___ DATA RECORDS

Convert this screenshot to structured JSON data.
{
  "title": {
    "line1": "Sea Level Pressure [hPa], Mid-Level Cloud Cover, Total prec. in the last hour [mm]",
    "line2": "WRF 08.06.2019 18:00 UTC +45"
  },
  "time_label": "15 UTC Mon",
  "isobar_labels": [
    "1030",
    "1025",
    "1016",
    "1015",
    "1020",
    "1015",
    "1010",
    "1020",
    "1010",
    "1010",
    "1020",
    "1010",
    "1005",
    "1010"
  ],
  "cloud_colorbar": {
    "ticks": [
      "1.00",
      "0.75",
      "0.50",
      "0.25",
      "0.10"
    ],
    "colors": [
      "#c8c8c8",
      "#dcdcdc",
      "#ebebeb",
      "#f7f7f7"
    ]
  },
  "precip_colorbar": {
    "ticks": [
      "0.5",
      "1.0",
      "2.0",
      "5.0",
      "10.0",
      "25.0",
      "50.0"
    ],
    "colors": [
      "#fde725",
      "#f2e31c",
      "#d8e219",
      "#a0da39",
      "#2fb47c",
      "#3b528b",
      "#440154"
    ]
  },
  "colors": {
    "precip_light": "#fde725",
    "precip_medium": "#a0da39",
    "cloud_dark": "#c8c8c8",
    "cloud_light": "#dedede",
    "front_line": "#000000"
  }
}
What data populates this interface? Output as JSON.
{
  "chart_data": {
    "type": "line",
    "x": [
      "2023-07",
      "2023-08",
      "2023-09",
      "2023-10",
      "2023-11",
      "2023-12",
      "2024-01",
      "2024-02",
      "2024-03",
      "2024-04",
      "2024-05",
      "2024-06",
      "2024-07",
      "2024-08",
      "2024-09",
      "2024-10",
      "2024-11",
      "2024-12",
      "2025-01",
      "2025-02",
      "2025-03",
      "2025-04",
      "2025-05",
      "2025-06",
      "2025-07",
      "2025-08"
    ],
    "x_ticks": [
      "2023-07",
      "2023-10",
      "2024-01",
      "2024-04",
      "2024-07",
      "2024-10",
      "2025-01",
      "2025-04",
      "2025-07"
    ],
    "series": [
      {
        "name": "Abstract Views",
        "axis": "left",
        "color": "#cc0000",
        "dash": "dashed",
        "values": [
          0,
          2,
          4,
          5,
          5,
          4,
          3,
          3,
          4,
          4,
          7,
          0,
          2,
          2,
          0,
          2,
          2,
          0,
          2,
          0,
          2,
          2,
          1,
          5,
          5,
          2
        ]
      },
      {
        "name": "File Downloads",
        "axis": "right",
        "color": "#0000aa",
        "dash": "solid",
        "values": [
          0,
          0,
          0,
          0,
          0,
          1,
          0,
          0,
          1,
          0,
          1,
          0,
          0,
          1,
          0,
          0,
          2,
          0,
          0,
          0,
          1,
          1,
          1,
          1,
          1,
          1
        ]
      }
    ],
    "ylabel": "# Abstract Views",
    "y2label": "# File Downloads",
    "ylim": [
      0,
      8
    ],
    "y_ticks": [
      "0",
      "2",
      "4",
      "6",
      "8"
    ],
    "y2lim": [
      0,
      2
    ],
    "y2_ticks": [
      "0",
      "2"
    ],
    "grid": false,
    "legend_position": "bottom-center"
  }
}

______

◆ GOAL
Copy out all lines where the word "name" appears.

◆ PROBLEM SOLUTION
        "name": "Abstract Views",
        "name": "File Downloads",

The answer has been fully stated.